### Work to do
Identify the lines holding "content" and copy them.

— START OF Listed records —

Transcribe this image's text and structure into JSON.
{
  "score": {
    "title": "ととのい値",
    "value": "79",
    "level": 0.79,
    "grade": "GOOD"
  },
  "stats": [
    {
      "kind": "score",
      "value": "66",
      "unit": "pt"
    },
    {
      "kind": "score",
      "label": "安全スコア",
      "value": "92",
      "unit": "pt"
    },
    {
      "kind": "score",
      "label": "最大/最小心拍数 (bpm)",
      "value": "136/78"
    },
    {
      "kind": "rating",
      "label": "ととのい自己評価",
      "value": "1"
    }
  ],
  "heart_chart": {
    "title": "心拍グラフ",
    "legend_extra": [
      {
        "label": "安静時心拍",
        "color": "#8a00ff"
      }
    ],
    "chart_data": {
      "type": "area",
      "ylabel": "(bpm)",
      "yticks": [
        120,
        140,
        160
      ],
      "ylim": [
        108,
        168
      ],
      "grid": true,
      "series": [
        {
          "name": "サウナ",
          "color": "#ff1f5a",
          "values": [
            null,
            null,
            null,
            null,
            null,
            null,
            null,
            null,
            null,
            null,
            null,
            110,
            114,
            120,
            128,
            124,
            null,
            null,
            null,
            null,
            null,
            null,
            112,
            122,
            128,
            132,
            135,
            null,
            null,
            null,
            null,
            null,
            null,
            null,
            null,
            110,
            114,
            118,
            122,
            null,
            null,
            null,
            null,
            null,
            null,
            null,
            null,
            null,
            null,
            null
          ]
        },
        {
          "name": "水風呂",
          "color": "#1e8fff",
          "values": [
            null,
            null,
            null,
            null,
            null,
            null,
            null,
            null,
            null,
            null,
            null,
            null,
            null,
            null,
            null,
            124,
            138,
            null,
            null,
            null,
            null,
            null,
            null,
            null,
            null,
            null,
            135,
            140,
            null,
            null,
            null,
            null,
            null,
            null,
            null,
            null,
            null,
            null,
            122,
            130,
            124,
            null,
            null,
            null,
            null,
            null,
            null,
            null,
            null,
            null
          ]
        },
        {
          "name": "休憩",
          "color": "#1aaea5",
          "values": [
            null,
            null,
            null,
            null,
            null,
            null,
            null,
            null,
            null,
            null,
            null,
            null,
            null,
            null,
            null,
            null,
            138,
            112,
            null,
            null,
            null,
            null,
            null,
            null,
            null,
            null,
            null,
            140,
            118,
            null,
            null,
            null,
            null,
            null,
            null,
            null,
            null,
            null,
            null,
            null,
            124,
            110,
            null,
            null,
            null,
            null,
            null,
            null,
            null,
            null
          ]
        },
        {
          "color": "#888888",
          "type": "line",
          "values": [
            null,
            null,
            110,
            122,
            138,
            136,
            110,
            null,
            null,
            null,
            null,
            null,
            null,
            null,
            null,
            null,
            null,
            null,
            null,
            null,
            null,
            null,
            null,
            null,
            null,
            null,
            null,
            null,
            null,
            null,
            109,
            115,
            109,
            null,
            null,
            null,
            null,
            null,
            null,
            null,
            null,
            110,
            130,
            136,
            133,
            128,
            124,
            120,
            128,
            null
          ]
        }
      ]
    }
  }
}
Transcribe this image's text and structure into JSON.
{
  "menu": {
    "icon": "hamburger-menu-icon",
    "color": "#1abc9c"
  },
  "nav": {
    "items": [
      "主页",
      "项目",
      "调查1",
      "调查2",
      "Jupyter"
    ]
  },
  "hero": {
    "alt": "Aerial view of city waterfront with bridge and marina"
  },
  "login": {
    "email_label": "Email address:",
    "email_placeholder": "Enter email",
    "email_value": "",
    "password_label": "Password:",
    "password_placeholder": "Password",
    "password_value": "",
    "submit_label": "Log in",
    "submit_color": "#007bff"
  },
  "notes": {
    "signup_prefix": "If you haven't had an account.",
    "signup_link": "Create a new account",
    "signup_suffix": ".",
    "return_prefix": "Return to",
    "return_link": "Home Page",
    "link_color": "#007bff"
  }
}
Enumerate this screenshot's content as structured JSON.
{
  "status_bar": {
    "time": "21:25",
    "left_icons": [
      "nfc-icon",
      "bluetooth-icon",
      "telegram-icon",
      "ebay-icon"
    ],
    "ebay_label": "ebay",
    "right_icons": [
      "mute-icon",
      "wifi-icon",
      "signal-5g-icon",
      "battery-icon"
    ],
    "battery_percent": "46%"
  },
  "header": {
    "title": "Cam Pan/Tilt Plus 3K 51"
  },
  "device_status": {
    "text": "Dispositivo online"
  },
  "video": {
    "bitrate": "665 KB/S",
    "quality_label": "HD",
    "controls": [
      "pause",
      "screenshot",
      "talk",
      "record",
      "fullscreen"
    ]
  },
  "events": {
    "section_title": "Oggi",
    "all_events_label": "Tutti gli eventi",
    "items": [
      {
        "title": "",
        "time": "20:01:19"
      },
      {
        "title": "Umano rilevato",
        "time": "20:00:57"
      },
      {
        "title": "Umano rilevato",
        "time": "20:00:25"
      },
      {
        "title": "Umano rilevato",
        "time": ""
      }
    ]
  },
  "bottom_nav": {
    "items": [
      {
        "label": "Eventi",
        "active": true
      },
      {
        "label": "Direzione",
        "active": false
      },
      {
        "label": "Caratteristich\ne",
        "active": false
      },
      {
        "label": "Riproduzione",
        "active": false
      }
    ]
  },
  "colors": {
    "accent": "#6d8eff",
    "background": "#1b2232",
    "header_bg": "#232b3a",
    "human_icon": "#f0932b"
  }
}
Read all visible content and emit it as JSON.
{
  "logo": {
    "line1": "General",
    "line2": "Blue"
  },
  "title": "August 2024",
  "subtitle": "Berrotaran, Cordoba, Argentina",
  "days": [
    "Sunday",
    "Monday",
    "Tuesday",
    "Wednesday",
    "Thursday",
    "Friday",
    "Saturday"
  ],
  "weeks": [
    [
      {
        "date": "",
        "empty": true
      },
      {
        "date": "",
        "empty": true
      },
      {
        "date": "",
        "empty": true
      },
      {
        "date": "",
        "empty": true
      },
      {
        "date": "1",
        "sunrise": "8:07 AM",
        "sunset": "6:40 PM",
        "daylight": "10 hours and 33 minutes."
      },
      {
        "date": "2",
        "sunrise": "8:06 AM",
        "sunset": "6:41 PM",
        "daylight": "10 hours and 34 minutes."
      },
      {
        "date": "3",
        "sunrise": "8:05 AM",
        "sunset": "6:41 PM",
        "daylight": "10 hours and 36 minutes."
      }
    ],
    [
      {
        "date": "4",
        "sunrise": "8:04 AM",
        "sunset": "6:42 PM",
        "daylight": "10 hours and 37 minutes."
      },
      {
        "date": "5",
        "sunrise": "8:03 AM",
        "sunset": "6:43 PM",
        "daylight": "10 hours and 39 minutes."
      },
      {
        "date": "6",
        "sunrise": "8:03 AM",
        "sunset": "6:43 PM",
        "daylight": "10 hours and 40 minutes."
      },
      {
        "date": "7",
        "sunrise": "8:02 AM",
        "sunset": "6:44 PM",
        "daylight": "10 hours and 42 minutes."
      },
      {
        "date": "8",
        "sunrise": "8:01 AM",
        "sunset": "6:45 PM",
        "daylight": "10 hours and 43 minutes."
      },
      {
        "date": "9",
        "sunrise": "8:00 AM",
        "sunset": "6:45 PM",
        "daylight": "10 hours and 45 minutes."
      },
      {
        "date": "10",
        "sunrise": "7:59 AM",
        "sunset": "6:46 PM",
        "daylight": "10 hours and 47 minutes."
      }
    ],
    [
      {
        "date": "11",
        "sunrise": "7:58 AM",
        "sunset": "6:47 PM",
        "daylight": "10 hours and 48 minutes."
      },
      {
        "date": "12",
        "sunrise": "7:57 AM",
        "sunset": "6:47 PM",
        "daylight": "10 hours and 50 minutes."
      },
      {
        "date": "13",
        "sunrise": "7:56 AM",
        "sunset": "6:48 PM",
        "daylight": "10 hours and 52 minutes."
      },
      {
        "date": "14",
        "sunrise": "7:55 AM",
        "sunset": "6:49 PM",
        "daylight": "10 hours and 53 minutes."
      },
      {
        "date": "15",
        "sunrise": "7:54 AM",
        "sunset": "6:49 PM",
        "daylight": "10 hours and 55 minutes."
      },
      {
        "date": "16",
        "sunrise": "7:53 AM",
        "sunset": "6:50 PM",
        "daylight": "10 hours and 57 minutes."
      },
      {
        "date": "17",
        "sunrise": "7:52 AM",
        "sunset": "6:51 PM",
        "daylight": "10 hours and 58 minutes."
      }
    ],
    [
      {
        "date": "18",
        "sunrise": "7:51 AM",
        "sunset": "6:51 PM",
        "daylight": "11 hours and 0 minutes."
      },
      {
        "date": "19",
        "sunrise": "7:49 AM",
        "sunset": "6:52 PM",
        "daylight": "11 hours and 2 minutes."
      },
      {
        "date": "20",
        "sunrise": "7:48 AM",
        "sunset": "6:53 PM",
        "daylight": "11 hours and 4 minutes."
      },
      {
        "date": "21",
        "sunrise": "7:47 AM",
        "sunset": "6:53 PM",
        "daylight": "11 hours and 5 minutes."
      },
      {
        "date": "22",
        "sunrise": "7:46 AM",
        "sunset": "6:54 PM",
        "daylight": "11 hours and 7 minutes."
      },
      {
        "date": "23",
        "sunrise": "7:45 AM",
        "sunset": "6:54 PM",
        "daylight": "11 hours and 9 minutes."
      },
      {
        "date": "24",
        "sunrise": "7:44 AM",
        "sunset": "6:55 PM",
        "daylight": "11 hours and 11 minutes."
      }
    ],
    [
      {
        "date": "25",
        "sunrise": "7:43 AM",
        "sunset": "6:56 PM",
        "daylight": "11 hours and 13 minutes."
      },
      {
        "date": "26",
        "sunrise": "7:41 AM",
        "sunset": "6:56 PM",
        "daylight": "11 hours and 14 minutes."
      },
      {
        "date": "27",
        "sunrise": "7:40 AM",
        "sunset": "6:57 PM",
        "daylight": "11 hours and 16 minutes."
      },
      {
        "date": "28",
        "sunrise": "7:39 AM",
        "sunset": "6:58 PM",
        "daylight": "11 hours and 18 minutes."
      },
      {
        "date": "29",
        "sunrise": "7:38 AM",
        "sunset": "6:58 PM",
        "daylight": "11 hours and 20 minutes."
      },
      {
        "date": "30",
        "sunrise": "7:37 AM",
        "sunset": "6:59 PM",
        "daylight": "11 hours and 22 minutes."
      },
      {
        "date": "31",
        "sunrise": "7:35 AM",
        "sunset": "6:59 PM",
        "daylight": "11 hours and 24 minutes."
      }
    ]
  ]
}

— END OF Listed records —

### Result for this task
Enumerate this screenshot's content as structured JSON.
Read all visible content and emit it as JSON.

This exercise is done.